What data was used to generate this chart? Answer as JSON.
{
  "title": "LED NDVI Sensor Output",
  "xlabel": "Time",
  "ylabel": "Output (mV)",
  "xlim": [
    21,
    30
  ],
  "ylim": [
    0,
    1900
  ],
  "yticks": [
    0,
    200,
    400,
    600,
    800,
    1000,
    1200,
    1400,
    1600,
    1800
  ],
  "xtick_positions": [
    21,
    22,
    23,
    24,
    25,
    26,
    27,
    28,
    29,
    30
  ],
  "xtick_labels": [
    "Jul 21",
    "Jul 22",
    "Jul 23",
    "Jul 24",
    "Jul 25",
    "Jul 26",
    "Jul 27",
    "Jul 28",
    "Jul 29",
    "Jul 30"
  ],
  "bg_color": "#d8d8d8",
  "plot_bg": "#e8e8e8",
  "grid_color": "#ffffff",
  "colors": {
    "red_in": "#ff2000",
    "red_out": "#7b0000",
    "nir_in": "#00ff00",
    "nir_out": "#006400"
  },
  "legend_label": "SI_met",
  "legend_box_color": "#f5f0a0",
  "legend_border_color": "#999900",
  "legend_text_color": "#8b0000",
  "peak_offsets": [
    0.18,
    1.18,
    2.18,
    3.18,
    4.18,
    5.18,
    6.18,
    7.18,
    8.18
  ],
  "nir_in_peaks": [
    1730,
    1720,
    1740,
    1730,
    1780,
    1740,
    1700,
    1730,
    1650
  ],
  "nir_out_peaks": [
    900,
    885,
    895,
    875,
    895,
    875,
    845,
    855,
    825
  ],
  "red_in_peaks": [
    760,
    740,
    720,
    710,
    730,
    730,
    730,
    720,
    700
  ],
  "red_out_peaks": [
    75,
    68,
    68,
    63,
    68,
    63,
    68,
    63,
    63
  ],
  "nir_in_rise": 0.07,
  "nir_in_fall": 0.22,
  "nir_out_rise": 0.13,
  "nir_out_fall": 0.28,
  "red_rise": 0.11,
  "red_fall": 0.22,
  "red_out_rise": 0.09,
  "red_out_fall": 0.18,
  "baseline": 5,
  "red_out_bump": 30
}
———
Required task >> Send back each record exactly as it stands.

Response for this exercise >>
What data was used to generate this chart? Answer as JSON.
{
  "title": "LED NDVI Sensor Output",
  "xlabel": "Time",
  "ylabel": "Output (mV)",
  "xlim": [
    21,
    30
  ],
  "ylim": [
    0,
    1900
  ],
  "yticks": [
    0,
    200,
    400,
    600,
    800,
    1000,
    1200,
    1400,
    1600,
    1800
  ],
  "xtick_positions": [
    21,
    22,
    23,
    24,
    25,
    26,
    27,
    28,
    29,
    30
  ],
  "xtick_labels": [
    "Jul 21",
    "Jul 22",
    "Jul 23",
    "Jul 24",
    "Jul 25",
    "Jul 26",
    "Jul 27",
    "Jul 28",
    "Jul 29",
    "Jul 30"
  ],
  "bg_color": "#d8d8d8",
  "plot_bg": "#e8e8e8",
  "grid_color": "#ffffff",
  "colors": {
    "red_in": "#ff2000",
    "red_out": "#7b0000",
    "nir_in": "#00ff00",
    "nir_out": "#006400"
  },
  "legend_label": "SI_met",
  "legend_box_color": "#f5f0a0",
  "legend_border_color": "#999900",
  "legend_text_color": "#8b0000",
  "peak_offsets": [
    0.18,
    1.18,
    2.18,
    3.18,
    4.18,
    5.18,
    6.18,
    7.18,
    8.18
  ],
  "nir_in_peaks": [
    1730,
    1720,
    1740,
    1730,
    1780,
    1740,
    1700,
    1730,
    1650
  ],
  "nir_out_peaks": [
    900,
    885,
    895,
    875,
    895,
    875,
    845,
    855,
    825
  ],
  "red_in_peaks": [
    760,
    740,
    720,
    710,
    730,
    730,
    730,
    720,
    700
  ],
  "red_out_peaks": [
    75,
    68,
    68,
    63,
    68,
    63,
    68,
    63,
    63
  ],
  "nir_in_rise": 0.07,
  "nir_in_fall": 0.22,
  "nir_out_rise": 0.13,
  "nir_out_fall": 0.28,
  "red_rise": 0.11,
  "red_fall": 0.22,
  "red_out_rise": 0.09,
  "red_out_fall": 0.18,
  "baseline": 5,
  "red_out_bump": 30
}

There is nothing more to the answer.